◆ Task goal:
Here are some records; return them all exactly.

◆ Data:
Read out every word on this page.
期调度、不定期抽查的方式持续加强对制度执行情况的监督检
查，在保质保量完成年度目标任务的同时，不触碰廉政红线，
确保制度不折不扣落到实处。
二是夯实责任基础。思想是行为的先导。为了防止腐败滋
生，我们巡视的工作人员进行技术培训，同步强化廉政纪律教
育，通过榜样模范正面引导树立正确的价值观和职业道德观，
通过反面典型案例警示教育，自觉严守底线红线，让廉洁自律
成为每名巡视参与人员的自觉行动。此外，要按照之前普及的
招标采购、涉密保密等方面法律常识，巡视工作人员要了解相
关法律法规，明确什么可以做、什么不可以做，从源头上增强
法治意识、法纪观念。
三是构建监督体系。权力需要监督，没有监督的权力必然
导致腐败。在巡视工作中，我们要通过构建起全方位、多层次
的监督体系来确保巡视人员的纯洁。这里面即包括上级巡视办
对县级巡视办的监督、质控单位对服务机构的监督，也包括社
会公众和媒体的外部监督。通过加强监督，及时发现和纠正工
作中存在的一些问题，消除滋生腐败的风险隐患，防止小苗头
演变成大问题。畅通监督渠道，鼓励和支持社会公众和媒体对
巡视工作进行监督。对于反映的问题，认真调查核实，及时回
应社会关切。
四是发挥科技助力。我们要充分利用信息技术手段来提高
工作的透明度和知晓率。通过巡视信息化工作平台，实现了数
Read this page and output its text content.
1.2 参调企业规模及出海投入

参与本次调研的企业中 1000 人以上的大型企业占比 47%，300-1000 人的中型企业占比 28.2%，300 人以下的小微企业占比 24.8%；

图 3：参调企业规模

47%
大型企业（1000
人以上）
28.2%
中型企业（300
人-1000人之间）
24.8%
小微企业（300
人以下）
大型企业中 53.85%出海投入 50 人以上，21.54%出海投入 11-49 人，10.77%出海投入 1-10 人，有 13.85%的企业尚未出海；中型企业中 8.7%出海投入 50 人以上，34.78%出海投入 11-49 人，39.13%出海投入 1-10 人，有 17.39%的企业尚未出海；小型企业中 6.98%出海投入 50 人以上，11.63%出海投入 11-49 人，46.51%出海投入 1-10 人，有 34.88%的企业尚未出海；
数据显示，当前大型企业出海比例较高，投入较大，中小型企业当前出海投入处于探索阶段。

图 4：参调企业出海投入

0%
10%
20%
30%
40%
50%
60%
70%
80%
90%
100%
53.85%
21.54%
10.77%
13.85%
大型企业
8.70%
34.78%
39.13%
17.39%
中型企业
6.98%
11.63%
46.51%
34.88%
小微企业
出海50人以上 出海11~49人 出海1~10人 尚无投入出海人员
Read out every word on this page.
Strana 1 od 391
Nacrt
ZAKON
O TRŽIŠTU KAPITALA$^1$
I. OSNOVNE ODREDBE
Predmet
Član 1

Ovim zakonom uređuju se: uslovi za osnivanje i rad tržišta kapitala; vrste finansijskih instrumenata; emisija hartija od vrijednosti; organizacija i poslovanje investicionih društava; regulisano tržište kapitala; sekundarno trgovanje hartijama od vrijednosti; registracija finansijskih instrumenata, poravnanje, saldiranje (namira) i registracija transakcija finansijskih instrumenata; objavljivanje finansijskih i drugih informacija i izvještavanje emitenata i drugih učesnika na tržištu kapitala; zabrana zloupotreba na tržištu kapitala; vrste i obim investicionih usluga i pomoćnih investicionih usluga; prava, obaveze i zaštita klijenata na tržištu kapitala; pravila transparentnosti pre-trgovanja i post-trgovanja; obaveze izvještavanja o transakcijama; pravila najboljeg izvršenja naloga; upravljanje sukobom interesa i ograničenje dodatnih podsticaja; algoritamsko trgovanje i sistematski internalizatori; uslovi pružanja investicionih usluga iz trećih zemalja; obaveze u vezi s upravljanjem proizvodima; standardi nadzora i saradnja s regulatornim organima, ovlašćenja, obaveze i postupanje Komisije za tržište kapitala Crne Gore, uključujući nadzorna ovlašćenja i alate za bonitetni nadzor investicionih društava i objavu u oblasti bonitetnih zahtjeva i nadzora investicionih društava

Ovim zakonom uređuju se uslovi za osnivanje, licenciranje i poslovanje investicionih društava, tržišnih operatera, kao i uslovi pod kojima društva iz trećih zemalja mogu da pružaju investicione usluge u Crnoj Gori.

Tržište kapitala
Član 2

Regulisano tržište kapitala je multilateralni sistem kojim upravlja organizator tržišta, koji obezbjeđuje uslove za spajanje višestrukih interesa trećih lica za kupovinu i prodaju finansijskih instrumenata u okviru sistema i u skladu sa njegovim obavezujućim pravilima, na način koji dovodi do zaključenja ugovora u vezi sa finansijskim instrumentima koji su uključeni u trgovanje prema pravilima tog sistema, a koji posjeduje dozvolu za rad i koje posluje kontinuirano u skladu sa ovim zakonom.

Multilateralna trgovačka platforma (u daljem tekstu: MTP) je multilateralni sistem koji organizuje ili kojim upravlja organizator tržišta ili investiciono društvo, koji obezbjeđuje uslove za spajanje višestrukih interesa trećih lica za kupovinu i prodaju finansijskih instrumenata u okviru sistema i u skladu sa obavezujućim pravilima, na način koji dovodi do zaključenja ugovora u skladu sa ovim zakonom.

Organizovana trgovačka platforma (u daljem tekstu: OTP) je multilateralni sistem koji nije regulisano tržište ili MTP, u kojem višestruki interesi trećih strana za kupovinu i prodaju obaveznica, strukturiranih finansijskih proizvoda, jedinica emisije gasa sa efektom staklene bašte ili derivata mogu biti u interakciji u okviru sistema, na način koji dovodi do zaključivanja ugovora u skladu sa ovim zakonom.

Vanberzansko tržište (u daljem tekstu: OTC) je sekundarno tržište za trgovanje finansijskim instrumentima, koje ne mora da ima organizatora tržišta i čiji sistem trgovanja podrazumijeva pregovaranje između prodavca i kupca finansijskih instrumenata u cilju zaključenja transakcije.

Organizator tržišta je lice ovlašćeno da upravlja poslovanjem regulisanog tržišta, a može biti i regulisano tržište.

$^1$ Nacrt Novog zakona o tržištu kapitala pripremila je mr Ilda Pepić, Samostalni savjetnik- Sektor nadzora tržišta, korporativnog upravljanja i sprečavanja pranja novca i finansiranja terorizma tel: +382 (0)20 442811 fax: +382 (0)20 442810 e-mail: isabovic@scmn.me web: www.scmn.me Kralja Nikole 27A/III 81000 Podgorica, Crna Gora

◆ Result:
Read out every word on this page.
期调度、不定期抽查的方式持续加强对制度执行情况的监督检
查，在保质保量完成年度目标任务的同时，不触碰廉政红线，
确保制度不折不扣落到实处。
二是夯实责任基础。思想是行为的先导。为了防止腐败滋
生，我们巡视的工作人员进行技术培训，同步强化廉政纪律教
育，通过榜样模范正面引导树立正确的价值观和职业道德观，
通过反面典型案例警示教育，自觉严守底线红线，让廉洁自律
成为每名巡视参与人员的自觉行动。此外，要按照之前普及的
招标采购、涉密保密等方面法律常识，巡视工作人员要了解相
关法律法规，明确什么可以做、什么不可以做，从源头上增强
法治意识、法纪观念。
三是构建监督体系。权力需要监督，没有监督的权力必然
导致腐败。在巡视工作中，我们要通过构建起全方位、多层次
的监督体系来确保巡视人员的纯洁。这里面即包括上级巡视办
对县级巡视办的监督、质控单位对服务机构的监督，也包括社
会公众和媒体的外部监督。通过加强监督，及时发现和纠正工
作中存在的一些问题，消除滋生腐败的风险隐患，防止小苗头
演变成大问题。畅通监督渠道，鼓励和支持社会公众和媒体对
巡视工作进行监督。对于反映的问题，认真调查核实，及时回
应社会关切。
四是发挥科技助力。我们要充分利用信息技术手段来提高
工作的透明度和知晓率。通过巡视信息化工作平台，实现了数
Read this page and output its text content.
1.2 参调企业规模及出海投入

参与本次调研的企业中 1000 人以上的大型企业占比 47%，300-1000 人的中型企业占比 28.2%，300 人以下的小微企业占比 24.8%；

图 3：参调企业规模

47%
大型企业（1000
人以上）
28.2%
中型企业（300
人-1000人之间）
24.8%
小微企业（300
人以下）
大型企业中 53.85%出海投入 50 人以上，21.54%出海投入 11-49 人，10.77%出海投入 1-10 人，有 13.85%的企业尚未出海；中型企业中 8.7%出海投入 50 人以上，34.78%出海投入 11-49 人，39.13%出海投入 1-10 人，有 17.39%的企业尚未出海；小型企业中 6.98%出海投入 50 人以上，11.63%出海投入 11-49 人，46.51%出海投入 1-10 人，有 34.88%的企业尚未出海；
数据显示，当前大型企业出海比例较高，投入较大，中小型企业当前出海投入处于探索阶段。

图 4：参调企业出海投入

0%
10%
20%
30%
40%
50%
60%
70%
80%
90%
100%
53.85%
21.54%
10.77%
13.85%
大型企业
8.70%
34.78%
39.13%
17.39%
中型企业
6.98%
11.63%
46.51%
34.88%
小微企业
出海50人以上 出海11~49人 出海1~10人 尚无投入出海人员
Read out every word on this page.
Strana 1 od 391
Nacrt
ZAKON
O TRŽIŠTU KAPITALA$^1$
I. OSNOVNE ODREDBE
Predmet
Član 1

Ovim zakonom uređuju se: uslovi za osnivanje i rad tržišta kapitala; vrste finansijskih instrumenata; emisija hartija od vrijednosti; organizacija i poslovanje investicionih društava; regulisano tržište kapitala; sekundarno trgovanje hartijama od vrijednosti; registracija finansijskih instrumenata, poravnanje, saldiranje (namira) i registracija transakcija finansijskih instrumenata; objavljivanje finansijskih i drugih informacija i izvještavanje emitenata i drugih učesnika na tržištu kapitala; zabrana zloupotreba na tržištu kapitala; vrste i obim investicionih usluga i pomoćnih investicionih usluga; prava, obaveze i zaštita klijenata na tržištu kapitala; pravila transparentnosti pre-trgovanja i post-trgovanja; obaveze izvještavanja o transakcijama; pravila najboljeg izvršenja naloga; upravljanje sukobom interesa i ograničenje dodatnih podsticaja; algoritamsko trgovanje i sistematski internalizatori; uslovi pružanja investicionih usluga iz trećih zemalja; obaveze u vezi s upravljanjem proizvodima; standardi nadzora i saradnja s regulatornim organima, ovlašćenja, obaveze i postupanje Komisije za tržište kapitala Crne Gore, uključujući nadzorna ovlašćenja i alate za bonitetni nadzor investicionih društava i objavu u oblasti bonitetnih zahtjeva i nadzora investicionih društava

Ovim zakonom uređuju se uslovi za osnivanje, licenciranje i poslovanje investicionih društava, tržišnih operatera, kao i uslovi pod kojima društva iz trećih zemalja mogu da pružaju investicione usluge u Crnoj Gori.

Tržište kapitala
Član 2

Regulisano tržište kapitala je multilateralni sistem kojim upravlja organizator tržišta, koji obezbjeđuje uslove za spajanje višestrukih interesa trećih lica za kupovinu i prodaju finansijskih instrumenata u okviru sistema i u skladu sa njegovim obavezujućim pravilima, na način koji dovodi do zaključenja ugovora u vezi sa finansijskim instrumentima koji su uključeni u trgovanje prema pravilima tog sistema, a koji posjeduje dozvolu za rad i koje posluje kontinuirano u skladu sa ovim zakonom.

Multilateralna trgovačka platforma (u daljem tekstu: MTP) je multilateralni sistem koji organizuje ili kojim upravlja organizator tržišta ili investiciono društvo, koji obezbjeđuje uslove za spajanje višestrukih interesa trećih lica za kupovinu i prodaju finansijskih instrumenata u okviru sistema i u skladu sa obavezujućim pravilima, na način koji dovodi do zaključenja ugovora u skladu sa ovim zakonom.

Organizovana trgovačka platforma (u daljem tekstu: OTP) je multilateralni sistem koji nije regulisano tržište ili MTP, u kojem višestruki interesi trećih strana za kupovinu i prodaju obaveznica, strukturiranih finansijskih proizvoda, jedinica emisije gasa sa efektom staklene bašte ili derivata mogu biti u interakciji u okviru sistema, na način koji dovodi do zaključivanja ugovora u skladu sa ovim zakonom.

Vanberzansko tržište (u daljem tekstu: OTC) je sekundarno tržište za trgovanje finansijskim instrumentima, koje ne mora da ima organizatora tržišta i čiji sistem trgovanja podrazumijeva pregovaranje između prodavca i kupca finansijskih instrumenata u cilju zaključenja transakcije.

Organizator tržišta je lice ovlašćeno da upravlja poslovanjem regulisanog tržišta, a može biti i regulisano tržište.

$^1$ Nacrt Novog zakona o tržištu kapitala pripremila je mr Ilda Pepić, Samostalni savjetnik- Sektor nadzora tržišta, korporativnog upravljanja i sprečavanja pranja novca i finansiranja terorizma tel: +382 (0)20 442811 fax: +382 (0)20 442810 e-mail: isabovic@scmn.me web: www.scmn.me Kralja Nikole 27A/III 81000 Podgorica, Crna Gora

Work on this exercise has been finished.